= Données à exploiter =
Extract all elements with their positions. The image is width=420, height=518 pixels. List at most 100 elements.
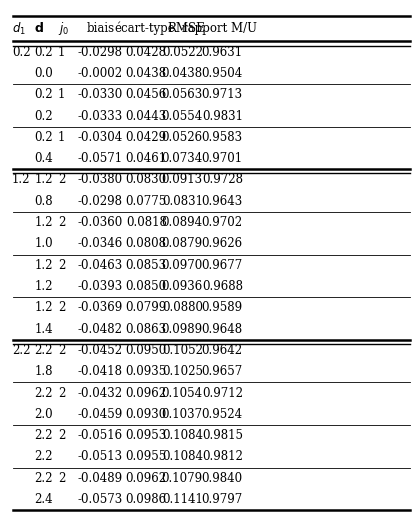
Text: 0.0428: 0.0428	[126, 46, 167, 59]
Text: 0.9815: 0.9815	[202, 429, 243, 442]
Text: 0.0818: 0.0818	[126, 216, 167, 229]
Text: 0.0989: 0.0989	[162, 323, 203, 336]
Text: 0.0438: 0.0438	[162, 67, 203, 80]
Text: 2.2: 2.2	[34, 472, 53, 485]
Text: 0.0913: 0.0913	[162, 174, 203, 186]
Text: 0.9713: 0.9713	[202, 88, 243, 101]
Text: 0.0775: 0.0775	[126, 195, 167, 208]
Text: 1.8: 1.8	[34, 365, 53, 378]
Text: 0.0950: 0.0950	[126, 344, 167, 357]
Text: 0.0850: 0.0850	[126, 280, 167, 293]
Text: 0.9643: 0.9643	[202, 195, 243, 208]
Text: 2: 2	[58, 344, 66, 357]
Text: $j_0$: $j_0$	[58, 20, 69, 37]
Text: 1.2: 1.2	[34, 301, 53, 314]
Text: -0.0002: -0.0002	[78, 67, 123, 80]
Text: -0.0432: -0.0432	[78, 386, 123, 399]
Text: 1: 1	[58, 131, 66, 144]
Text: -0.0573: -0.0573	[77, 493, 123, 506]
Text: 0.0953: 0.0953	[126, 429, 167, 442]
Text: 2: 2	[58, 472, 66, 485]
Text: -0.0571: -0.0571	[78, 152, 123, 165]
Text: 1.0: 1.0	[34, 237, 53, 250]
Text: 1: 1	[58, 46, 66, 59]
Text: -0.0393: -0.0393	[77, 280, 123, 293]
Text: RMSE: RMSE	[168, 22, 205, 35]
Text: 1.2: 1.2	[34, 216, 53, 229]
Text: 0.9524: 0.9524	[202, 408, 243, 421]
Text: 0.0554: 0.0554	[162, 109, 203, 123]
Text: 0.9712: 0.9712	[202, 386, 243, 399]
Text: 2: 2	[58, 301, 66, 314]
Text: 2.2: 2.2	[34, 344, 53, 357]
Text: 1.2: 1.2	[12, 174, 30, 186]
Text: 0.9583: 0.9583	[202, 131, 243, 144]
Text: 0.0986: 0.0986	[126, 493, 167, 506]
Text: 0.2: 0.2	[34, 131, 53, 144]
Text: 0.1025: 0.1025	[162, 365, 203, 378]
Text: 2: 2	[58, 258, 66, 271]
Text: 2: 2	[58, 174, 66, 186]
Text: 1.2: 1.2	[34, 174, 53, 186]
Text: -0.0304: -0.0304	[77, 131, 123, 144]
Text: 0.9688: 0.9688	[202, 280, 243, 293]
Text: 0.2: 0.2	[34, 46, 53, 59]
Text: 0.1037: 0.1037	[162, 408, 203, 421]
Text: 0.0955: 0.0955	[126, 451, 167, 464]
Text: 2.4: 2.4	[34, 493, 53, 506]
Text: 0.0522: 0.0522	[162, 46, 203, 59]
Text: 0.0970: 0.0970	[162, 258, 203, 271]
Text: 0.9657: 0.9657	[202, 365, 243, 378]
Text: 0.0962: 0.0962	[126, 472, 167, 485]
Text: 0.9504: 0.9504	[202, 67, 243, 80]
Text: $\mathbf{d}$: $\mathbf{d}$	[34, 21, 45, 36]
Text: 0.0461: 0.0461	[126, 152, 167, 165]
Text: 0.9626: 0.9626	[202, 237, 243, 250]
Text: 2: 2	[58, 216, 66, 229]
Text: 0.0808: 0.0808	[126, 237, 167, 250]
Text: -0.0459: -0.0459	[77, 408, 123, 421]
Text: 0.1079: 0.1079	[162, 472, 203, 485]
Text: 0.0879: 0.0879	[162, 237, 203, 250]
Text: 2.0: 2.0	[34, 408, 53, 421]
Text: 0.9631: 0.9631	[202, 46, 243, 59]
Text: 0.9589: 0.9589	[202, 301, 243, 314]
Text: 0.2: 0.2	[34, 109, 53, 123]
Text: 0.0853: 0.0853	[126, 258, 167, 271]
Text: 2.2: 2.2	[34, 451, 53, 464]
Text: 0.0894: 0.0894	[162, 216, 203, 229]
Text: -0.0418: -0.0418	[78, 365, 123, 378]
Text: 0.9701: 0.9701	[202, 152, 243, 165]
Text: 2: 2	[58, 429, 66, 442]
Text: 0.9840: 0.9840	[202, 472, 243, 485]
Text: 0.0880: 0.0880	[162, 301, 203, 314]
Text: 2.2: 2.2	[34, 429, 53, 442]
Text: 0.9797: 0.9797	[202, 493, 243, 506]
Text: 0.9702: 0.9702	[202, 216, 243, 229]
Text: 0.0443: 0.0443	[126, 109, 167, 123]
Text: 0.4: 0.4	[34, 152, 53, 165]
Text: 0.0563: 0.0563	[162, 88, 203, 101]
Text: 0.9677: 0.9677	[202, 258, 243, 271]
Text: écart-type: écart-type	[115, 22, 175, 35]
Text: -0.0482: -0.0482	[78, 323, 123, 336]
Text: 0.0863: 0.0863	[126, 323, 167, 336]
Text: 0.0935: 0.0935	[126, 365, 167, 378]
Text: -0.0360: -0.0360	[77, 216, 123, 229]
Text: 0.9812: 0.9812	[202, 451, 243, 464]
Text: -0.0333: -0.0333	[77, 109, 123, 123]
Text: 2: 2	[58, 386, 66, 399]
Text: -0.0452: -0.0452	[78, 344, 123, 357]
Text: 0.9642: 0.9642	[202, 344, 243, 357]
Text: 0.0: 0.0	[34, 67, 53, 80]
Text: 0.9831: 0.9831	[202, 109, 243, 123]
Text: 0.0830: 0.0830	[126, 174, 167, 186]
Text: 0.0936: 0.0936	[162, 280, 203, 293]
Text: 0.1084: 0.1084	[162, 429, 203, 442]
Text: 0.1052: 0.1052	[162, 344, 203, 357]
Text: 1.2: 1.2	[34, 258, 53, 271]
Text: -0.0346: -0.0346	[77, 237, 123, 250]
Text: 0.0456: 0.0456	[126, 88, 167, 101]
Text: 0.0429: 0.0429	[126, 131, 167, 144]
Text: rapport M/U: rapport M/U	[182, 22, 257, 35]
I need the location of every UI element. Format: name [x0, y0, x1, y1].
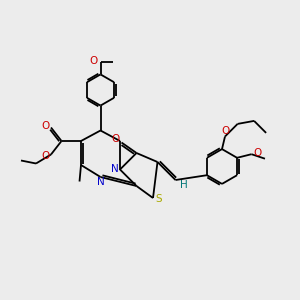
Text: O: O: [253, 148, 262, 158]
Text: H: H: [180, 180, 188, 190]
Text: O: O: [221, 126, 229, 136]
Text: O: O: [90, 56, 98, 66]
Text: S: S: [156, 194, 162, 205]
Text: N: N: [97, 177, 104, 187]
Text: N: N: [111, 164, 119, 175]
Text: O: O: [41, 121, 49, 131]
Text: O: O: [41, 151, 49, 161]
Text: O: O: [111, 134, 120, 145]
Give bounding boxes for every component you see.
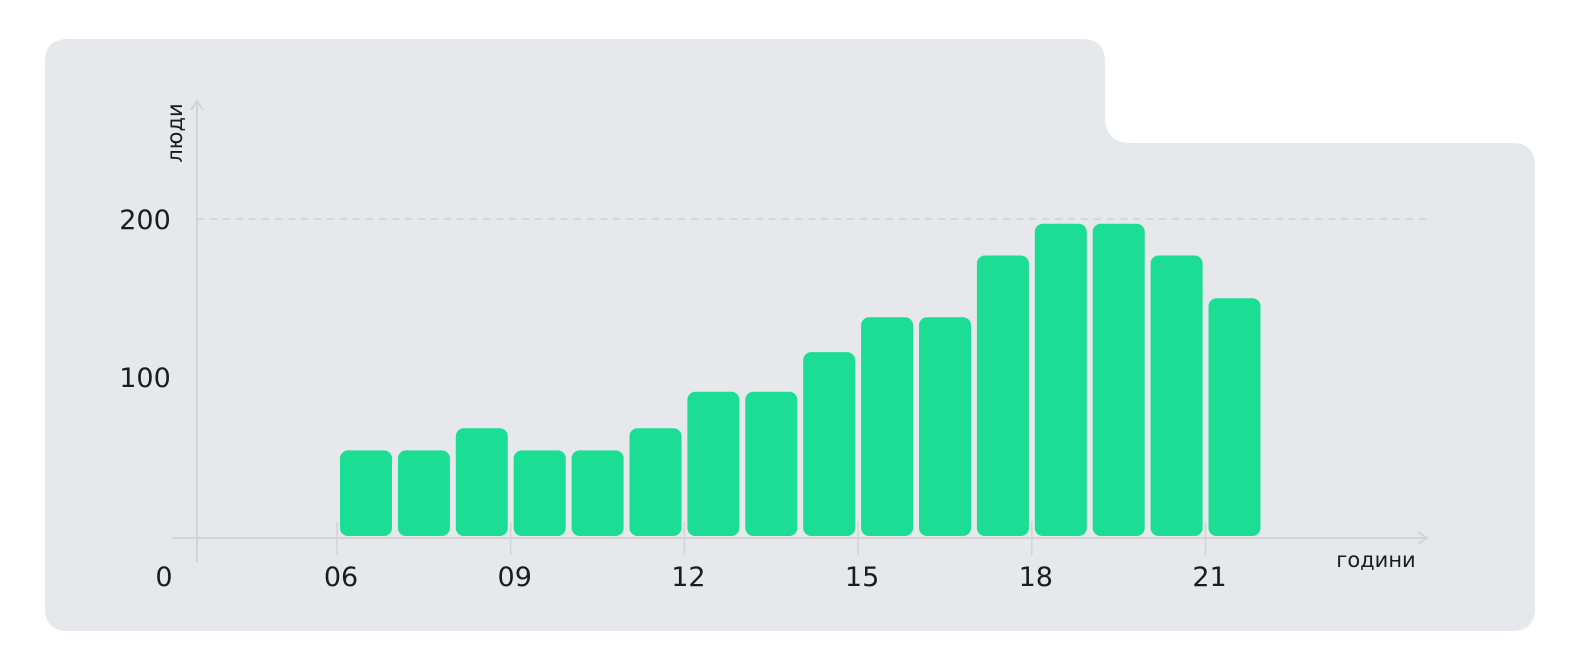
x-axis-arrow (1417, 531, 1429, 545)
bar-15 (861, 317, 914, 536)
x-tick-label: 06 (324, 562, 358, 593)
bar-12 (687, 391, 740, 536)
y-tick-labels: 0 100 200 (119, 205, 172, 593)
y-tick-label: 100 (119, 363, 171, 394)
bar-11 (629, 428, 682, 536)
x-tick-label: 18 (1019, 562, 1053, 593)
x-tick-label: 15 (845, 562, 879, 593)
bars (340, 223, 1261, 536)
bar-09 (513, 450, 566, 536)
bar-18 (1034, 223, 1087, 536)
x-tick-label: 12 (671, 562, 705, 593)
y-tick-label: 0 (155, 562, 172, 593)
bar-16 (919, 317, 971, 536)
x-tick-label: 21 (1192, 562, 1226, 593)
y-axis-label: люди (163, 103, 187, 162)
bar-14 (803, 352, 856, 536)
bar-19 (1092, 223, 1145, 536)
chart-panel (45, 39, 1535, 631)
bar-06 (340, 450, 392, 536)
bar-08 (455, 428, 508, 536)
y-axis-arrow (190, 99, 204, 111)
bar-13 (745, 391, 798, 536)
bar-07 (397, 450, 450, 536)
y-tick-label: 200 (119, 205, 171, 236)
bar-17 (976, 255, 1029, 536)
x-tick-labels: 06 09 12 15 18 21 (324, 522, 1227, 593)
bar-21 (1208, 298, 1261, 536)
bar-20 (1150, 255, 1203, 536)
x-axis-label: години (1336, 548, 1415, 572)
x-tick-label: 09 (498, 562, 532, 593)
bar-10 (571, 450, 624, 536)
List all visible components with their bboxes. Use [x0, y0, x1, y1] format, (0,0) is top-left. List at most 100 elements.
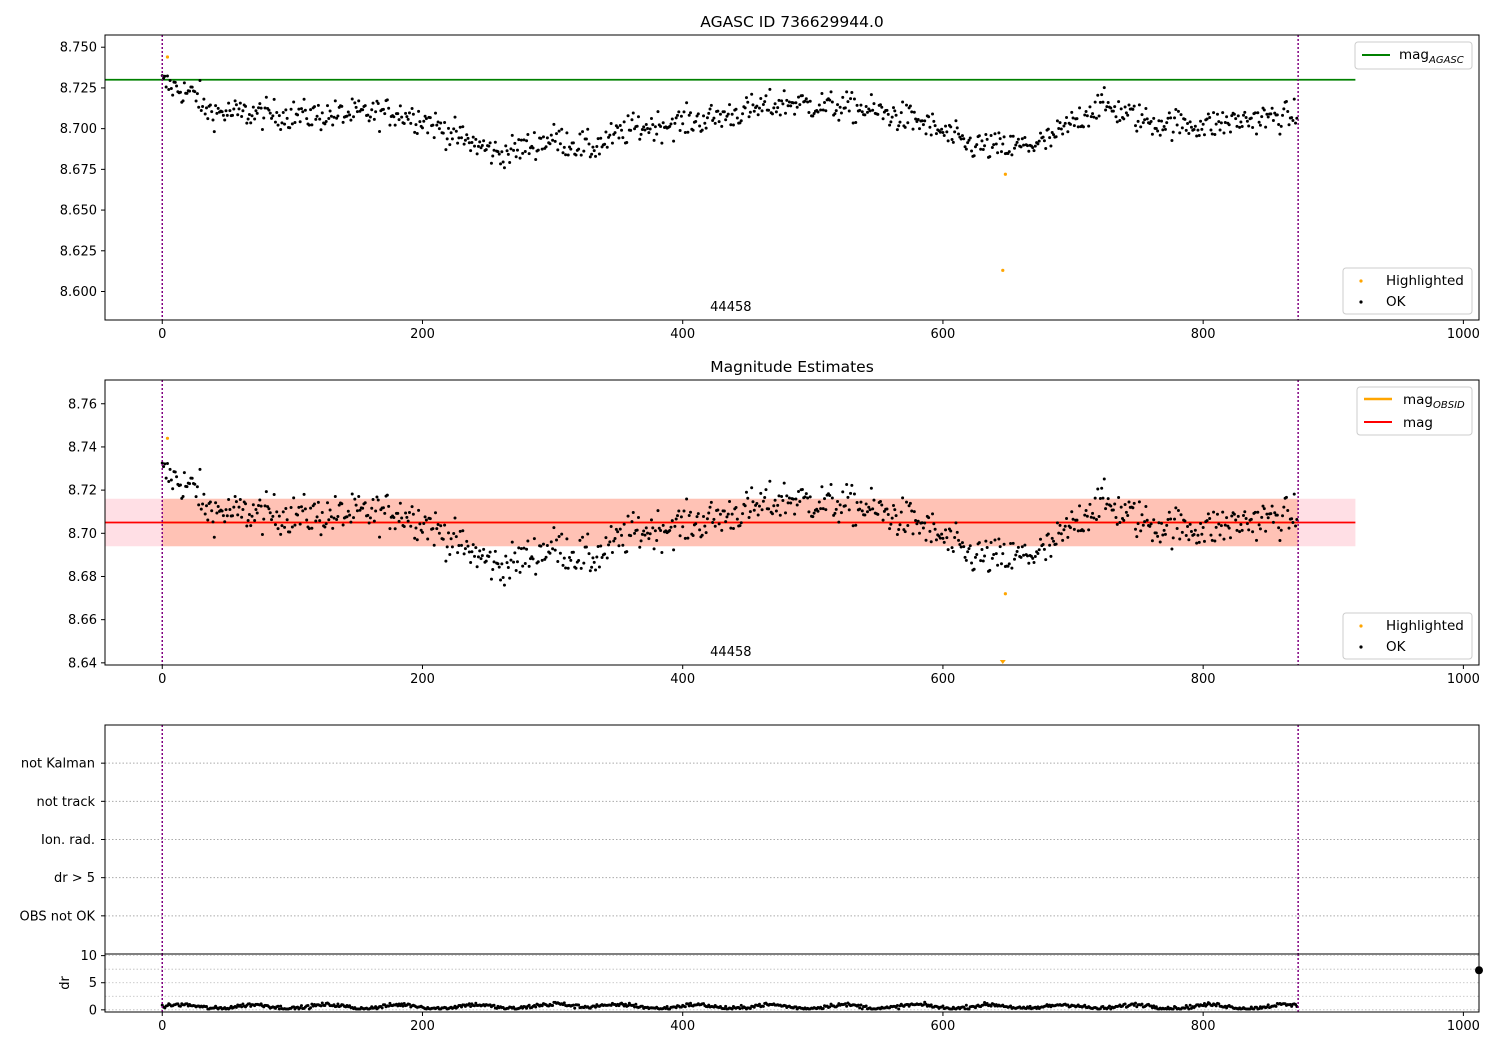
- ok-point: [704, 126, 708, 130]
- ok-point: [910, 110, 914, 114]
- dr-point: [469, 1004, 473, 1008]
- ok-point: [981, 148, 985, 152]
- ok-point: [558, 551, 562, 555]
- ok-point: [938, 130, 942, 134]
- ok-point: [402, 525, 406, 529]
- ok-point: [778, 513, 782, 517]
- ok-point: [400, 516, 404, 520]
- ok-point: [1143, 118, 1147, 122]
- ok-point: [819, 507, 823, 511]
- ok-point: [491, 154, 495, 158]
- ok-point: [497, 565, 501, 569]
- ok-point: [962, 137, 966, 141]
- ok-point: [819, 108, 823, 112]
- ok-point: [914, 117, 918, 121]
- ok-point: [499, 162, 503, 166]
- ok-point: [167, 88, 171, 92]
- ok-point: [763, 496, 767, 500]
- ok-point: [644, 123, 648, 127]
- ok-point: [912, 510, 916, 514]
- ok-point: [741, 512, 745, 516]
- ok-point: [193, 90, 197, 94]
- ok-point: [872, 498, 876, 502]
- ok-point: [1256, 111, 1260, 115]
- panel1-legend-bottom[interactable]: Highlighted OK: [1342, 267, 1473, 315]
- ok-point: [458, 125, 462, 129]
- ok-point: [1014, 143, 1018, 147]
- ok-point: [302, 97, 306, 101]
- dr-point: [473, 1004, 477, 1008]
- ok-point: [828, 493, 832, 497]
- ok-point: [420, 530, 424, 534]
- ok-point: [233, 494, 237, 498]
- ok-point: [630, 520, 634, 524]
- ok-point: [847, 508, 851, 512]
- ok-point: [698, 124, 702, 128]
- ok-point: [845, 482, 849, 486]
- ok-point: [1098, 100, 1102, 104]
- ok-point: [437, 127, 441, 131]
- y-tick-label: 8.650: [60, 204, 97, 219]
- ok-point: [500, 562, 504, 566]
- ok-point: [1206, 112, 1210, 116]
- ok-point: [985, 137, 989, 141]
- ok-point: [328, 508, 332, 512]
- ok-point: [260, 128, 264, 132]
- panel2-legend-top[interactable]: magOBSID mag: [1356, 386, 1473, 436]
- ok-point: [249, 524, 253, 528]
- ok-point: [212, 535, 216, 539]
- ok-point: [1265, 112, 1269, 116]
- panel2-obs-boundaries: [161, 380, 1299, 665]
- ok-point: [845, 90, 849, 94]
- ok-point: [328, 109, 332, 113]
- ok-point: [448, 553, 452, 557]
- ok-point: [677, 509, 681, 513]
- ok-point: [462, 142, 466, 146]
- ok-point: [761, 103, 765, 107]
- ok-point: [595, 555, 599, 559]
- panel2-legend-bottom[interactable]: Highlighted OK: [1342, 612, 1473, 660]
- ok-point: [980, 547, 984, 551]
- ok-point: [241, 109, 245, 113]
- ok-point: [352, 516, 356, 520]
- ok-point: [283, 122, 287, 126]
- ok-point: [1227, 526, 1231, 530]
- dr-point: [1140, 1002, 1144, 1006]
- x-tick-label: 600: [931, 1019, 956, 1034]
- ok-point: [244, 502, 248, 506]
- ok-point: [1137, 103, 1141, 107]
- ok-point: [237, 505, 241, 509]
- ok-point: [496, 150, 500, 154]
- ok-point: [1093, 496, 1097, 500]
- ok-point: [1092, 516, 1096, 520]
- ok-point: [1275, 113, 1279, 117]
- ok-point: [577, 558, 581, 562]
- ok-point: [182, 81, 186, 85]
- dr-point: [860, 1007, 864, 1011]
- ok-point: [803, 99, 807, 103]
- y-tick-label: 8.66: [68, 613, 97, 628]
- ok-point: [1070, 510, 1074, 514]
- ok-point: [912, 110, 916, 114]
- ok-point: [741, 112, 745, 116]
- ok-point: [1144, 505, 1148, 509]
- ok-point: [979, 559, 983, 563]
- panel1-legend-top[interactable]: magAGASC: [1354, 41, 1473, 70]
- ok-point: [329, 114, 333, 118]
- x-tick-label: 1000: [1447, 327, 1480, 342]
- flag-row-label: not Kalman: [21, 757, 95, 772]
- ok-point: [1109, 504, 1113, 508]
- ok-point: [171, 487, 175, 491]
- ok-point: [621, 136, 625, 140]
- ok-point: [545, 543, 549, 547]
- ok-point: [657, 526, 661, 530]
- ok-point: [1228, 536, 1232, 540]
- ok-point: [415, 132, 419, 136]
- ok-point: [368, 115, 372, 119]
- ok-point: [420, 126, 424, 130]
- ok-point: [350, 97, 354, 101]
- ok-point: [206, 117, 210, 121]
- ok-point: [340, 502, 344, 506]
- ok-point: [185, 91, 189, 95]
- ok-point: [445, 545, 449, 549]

= Description de la tâche =
Transcris en liste JSON de chaînes, à raison d'une chaîne par ligne et sans les lignes vides, tout ce qui va, dans les enregistrements ci-dessus, de la ligne contenant "Text: O: O: [253, 148, 262, 158]" jusqu'à la ligne contenant "Give bounding boxes", ces deux lignes comprises.

= Résultat attendu =
[
  "Text: O: O: [253, 148, 262, 158]",
  "Text: H: H: [180, 180, 188, 190]",
  "Text: O: O: [221, 126, 229, 136]",
  "Text: O: O: [90, 56, 98, 66]",
  "Text: S: S: [156, 194, 162, 205]",
  "Text: N: N: [97, 177, 104, 187]",
  "Text: N: N: [111, 164, 119, 175]",
  "Text: O: O: [41, 121, 49, 131]",
  "Text: O: O: [41, 151, 49, 161]",
  "Text: O: O: [111, 134, 120, 145]",
  "Give bounding boxes for every component you see."
]